# Description of the task
Report every line of the entries that contains the word "Einvernehmen".

··· Excerpted data ···

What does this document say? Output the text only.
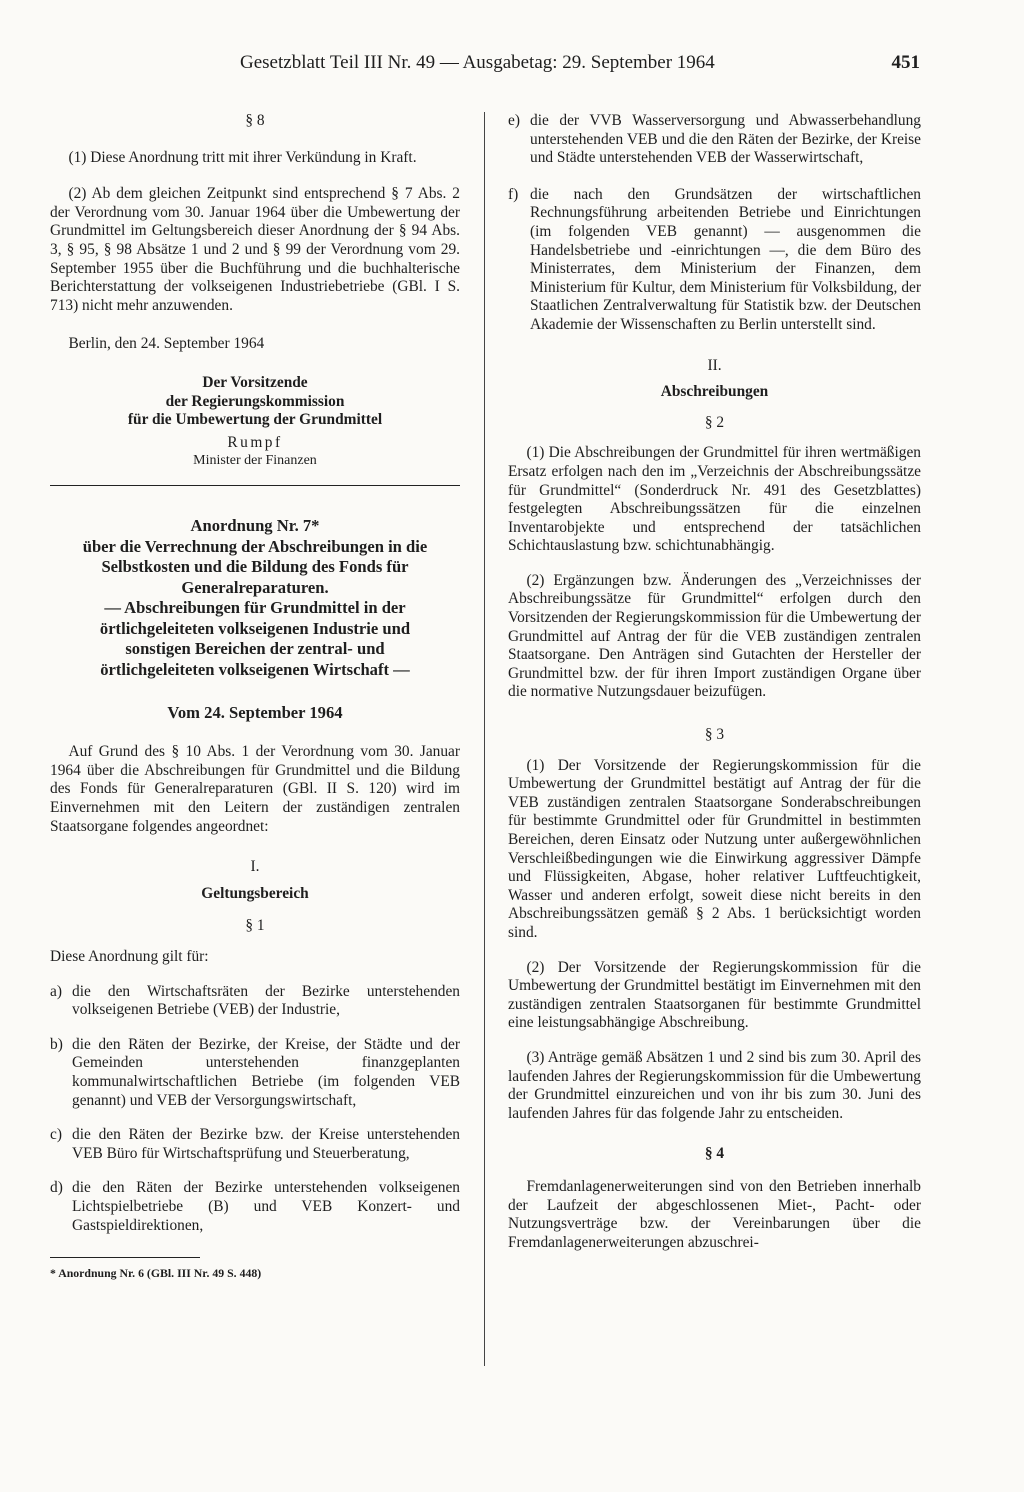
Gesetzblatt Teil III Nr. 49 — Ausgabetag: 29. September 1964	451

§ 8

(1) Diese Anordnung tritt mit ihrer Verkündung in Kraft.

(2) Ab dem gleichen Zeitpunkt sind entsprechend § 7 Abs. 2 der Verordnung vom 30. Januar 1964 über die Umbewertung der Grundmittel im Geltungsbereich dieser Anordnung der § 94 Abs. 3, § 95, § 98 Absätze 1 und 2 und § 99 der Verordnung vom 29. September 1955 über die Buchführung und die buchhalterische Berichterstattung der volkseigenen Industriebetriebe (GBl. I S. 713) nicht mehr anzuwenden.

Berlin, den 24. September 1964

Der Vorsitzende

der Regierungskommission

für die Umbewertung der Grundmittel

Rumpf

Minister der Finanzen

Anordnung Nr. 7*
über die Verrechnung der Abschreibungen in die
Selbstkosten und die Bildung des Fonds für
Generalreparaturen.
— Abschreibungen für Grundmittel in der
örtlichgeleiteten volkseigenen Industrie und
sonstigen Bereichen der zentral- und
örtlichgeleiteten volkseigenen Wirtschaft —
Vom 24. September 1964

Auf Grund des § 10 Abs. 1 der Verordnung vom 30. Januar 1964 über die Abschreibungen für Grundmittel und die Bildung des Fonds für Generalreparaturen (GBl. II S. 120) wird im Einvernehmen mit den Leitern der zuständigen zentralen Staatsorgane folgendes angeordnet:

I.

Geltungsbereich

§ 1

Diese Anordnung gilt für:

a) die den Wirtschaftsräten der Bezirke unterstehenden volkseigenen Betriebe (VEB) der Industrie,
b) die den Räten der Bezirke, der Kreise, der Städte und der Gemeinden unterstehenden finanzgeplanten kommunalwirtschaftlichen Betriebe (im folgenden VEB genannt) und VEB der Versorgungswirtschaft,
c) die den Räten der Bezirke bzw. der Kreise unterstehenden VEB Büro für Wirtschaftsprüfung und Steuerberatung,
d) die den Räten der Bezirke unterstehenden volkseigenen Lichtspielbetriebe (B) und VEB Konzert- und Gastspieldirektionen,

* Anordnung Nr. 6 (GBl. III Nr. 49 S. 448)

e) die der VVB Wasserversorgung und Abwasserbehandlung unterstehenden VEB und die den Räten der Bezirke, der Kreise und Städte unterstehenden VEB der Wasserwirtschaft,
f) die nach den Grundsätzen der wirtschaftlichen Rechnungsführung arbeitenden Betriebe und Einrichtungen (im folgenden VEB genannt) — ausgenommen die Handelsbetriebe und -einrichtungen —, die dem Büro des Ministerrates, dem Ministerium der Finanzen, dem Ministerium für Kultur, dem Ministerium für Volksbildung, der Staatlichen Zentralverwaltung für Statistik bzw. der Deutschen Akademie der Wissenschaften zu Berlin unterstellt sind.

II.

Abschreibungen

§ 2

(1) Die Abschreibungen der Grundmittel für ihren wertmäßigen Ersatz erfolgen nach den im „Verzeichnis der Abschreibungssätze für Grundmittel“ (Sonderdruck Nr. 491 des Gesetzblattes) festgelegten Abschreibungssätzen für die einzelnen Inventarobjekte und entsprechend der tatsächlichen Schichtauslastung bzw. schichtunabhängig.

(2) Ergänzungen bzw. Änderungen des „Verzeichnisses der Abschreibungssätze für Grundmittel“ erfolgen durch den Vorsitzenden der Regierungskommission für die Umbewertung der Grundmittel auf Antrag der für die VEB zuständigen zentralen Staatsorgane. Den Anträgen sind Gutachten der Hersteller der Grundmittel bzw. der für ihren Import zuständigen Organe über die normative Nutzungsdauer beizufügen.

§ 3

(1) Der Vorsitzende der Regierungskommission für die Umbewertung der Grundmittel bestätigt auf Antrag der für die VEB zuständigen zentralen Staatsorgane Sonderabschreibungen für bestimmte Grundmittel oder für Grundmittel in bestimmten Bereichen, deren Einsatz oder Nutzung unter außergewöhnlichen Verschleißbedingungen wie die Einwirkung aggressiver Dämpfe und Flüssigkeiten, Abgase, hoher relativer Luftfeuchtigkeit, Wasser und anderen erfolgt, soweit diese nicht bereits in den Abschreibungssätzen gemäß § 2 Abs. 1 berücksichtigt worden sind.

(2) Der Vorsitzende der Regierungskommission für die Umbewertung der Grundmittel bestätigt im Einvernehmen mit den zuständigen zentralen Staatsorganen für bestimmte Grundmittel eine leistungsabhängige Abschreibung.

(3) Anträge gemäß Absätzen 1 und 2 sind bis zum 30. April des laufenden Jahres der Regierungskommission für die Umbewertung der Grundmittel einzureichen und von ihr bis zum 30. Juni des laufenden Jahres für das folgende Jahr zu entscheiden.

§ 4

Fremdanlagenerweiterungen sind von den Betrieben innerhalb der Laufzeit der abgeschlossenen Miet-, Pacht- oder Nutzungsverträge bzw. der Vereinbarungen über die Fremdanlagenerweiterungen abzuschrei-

···

# Answer for the task
Auf Grund des § 10 Abs. 1 der Verordnung vom 30. Januar 1964 über die Abschreibungen für Grundmittel und die Bildung des Fonds für Generalreparaturen (GBl. II S. 120) wird im Einvernehmen mit den Leitern der zuständigen zentralen Staatsorgane folgendes angeordnet:
(2) Der Vorsitzende der Regierungskommission für die Umbewertung der Grundmittel bestätigt im Einvernehmen mit den zuständigen zentralen Staatsorganen für bestimmte Grundmittel eine leistungsabhängige Abschreibung.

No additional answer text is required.